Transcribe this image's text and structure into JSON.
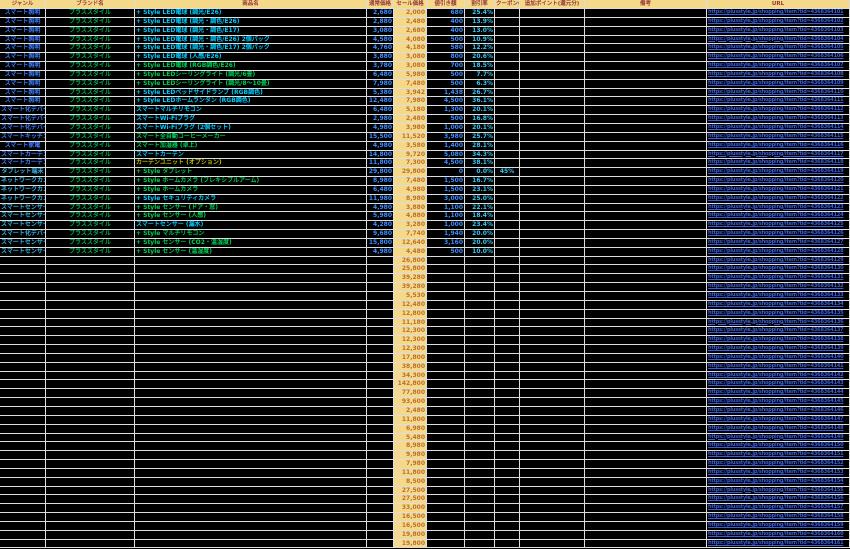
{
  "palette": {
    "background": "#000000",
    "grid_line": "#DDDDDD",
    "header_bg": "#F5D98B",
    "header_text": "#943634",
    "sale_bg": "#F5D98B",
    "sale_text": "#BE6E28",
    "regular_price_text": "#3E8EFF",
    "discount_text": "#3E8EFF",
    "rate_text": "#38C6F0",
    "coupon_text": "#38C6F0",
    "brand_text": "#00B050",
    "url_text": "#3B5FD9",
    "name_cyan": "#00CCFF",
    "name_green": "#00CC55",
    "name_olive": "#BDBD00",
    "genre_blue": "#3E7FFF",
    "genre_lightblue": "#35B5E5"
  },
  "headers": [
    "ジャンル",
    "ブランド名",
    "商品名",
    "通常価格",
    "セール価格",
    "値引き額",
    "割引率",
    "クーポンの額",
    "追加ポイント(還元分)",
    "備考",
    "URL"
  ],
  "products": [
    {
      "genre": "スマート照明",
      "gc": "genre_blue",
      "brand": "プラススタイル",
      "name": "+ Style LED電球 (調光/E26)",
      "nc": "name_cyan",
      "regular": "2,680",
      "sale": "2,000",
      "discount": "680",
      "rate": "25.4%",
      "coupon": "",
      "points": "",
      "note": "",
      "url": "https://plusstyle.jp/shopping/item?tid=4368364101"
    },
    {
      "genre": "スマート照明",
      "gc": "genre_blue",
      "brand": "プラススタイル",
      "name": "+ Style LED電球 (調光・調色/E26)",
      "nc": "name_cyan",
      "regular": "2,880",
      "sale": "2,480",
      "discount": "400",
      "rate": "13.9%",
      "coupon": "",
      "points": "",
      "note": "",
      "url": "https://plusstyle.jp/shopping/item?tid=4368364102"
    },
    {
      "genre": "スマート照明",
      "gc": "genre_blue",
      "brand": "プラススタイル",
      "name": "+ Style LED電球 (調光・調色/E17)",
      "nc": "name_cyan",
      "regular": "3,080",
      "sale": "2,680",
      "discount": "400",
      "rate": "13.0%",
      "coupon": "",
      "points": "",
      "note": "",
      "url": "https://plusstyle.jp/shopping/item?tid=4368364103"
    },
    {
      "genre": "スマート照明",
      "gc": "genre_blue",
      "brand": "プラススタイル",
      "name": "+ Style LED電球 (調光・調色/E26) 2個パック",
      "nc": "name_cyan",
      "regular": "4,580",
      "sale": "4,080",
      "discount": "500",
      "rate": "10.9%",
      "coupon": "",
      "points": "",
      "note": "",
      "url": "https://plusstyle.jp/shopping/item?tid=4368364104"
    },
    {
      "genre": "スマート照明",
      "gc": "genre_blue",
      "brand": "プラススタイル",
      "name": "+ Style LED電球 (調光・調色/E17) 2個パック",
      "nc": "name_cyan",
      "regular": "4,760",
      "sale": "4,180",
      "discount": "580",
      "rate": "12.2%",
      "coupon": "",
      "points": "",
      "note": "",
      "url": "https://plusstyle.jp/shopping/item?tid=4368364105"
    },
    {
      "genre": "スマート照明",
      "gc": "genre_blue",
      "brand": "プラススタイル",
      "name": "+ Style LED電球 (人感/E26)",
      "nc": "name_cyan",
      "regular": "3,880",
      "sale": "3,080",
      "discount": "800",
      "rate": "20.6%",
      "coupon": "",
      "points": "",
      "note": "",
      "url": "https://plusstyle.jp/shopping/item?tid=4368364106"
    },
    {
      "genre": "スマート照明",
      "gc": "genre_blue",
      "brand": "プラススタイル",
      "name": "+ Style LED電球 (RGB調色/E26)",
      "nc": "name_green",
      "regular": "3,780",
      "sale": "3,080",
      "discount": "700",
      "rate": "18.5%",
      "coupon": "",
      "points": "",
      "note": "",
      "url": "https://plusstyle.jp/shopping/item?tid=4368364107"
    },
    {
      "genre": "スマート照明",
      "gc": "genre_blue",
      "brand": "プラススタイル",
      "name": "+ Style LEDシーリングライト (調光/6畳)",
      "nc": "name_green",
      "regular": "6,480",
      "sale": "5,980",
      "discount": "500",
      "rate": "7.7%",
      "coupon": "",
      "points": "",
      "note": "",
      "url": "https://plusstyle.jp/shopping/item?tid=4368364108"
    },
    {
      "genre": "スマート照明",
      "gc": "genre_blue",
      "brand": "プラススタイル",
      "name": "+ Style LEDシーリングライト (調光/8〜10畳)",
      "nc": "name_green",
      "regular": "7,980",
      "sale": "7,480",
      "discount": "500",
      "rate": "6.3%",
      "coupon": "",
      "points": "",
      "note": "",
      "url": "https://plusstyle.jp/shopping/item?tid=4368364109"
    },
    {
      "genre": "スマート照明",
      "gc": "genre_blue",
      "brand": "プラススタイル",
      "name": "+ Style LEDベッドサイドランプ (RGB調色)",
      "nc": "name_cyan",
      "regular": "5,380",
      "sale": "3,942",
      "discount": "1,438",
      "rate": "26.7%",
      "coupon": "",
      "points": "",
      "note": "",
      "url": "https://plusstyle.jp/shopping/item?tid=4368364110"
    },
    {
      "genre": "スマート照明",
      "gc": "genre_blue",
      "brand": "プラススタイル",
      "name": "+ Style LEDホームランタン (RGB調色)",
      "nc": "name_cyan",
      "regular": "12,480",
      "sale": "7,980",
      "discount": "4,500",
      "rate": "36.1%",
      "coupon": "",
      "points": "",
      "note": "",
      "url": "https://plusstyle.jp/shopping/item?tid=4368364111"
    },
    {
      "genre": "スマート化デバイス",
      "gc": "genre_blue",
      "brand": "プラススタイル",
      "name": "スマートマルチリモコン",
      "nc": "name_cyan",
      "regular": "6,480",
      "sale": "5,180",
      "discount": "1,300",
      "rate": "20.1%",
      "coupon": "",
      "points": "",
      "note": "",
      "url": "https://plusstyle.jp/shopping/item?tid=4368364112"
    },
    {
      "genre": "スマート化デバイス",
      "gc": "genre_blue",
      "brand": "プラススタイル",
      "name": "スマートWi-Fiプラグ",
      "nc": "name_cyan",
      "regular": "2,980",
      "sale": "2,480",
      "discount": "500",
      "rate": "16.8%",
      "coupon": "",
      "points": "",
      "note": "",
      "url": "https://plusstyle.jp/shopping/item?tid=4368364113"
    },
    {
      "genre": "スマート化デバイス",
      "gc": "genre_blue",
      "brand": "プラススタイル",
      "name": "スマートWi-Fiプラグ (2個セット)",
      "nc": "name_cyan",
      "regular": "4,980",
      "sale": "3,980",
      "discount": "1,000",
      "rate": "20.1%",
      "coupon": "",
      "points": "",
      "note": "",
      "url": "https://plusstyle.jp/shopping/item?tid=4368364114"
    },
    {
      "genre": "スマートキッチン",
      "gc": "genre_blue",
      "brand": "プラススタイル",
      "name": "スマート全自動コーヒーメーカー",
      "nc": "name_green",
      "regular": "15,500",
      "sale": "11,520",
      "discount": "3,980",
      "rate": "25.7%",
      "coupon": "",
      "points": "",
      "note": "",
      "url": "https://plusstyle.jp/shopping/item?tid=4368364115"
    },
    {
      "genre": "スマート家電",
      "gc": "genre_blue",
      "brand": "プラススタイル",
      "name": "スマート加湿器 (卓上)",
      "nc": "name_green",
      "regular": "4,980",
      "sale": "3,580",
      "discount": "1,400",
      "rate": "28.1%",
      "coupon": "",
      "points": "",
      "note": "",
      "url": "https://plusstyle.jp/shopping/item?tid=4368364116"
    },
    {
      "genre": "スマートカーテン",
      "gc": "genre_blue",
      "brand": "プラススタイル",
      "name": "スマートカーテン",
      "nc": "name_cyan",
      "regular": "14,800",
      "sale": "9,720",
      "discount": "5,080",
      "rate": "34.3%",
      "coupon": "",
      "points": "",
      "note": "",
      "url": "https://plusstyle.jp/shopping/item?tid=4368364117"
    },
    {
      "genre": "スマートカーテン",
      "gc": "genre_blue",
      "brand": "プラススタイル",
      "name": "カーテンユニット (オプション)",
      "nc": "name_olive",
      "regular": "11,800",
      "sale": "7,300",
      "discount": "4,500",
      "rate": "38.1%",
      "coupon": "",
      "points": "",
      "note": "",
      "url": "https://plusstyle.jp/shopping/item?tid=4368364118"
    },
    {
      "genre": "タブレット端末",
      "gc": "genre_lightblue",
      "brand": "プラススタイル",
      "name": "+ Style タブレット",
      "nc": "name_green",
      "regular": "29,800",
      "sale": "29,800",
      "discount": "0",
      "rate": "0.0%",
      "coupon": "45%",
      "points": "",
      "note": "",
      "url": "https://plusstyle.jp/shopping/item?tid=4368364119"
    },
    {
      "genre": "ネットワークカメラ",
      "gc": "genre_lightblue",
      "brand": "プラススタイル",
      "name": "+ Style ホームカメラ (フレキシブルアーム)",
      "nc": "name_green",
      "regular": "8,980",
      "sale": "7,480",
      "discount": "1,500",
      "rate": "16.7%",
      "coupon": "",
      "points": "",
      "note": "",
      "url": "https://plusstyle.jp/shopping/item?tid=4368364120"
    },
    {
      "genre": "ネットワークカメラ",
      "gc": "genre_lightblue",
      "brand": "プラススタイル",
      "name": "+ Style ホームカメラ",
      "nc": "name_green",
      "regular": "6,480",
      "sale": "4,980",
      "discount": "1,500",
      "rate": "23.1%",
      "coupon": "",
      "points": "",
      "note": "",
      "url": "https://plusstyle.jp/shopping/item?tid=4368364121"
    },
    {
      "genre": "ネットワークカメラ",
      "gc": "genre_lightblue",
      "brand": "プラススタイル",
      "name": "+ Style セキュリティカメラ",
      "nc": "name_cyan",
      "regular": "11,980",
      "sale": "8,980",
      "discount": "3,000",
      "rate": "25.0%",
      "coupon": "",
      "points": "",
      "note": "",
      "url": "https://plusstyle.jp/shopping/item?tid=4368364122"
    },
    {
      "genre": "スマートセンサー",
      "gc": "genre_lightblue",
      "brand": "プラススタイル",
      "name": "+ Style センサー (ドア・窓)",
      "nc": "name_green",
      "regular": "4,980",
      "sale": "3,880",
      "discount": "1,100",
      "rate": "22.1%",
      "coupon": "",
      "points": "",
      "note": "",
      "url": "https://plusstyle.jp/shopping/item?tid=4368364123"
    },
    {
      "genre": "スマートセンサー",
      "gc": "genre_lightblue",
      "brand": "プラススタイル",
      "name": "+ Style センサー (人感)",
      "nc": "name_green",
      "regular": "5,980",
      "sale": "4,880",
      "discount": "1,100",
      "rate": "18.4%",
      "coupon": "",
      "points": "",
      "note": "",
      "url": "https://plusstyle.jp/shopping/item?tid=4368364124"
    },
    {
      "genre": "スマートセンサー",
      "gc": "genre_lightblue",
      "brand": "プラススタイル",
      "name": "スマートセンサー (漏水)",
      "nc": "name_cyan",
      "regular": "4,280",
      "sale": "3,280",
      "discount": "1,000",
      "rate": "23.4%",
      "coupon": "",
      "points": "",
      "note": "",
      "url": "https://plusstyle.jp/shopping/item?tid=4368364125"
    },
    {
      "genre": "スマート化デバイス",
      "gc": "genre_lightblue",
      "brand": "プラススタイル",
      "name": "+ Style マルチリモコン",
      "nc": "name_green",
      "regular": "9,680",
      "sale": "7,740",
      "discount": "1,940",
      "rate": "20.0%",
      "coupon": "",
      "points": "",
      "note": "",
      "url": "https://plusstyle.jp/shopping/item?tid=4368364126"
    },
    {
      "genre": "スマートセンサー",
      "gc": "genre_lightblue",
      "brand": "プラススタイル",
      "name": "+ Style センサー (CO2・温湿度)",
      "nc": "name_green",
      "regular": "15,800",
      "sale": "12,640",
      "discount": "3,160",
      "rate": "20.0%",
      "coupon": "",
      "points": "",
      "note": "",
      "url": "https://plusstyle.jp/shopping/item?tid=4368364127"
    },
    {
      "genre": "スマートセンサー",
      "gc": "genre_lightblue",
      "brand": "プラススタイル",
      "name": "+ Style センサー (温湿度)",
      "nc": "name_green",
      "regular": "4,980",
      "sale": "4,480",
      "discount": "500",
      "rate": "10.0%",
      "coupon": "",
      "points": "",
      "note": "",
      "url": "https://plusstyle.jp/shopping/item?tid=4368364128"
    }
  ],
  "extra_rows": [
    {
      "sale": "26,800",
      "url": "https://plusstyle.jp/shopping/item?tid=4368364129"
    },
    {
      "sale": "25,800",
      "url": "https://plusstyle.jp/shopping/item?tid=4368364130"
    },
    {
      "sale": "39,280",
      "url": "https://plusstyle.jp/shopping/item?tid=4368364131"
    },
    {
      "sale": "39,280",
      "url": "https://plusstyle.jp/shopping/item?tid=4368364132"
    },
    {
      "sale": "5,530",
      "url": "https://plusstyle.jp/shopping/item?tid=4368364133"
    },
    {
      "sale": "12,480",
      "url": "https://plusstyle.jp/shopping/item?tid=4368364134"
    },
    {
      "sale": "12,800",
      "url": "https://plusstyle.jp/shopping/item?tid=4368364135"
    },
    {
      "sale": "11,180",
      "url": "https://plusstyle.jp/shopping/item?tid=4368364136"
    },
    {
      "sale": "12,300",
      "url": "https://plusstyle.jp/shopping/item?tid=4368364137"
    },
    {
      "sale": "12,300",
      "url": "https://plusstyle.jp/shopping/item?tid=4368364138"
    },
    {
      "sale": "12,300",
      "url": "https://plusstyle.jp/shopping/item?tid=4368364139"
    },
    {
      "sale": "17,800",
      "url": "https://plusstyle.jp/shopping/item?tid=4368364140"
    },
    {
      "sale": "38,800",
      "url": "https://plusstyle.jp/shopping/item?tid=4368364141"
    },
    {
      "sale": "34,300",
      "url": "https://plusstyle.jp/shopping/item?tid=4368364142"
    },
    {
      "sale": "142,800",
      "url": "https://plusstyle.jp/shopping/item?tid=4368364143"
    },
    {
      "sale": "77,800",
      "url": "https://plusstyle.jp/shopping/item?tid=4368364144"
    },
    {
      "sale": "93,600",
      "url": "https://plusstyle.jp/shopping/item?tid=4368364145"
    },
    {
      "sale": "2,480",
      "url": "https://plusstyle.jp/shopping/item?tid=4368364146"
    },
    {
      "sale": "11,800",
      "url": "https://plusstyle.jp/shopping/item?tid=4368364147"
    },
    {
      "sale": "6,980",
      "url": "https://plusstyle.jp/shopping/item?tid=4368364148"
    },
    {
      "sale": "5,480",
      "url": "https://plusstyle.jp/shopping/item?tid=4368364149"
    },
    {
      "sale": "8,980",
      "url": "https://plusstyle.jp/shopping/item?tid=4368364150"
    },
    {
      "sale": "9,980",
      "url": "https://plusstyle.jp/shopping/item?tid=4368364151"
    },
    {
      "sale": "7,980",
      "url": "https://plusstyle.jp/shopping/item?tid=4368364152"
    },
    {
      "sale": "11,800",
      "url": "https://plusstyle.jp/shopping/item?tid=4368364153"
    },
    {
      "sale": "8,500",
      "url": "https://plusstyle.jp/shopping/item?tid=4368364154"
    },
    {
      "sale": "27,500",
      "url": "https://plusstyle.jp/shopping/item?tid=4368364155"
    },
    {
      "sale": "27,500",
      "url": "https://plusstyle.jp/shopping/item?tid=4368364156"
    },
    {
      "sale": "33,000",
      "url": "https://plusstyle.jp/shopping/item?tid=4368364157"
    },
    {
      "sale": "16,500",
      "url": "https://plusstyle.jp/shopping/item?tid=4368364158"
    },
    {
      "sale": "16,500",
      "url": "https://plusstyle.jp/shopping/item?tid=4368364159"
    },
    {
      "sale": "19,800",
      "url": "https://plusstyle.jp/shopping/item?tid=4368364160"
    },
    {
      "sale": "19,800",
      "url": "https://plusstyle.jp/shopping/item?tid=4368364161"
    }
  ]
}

Exercise brief => Show the lines of the records that contain the word "Fiプラグ".

Result for this task =>
      "name": "スマートWi-Fiプラグ",
      "name": "スマートWi-Fiプラグ (2個セット)",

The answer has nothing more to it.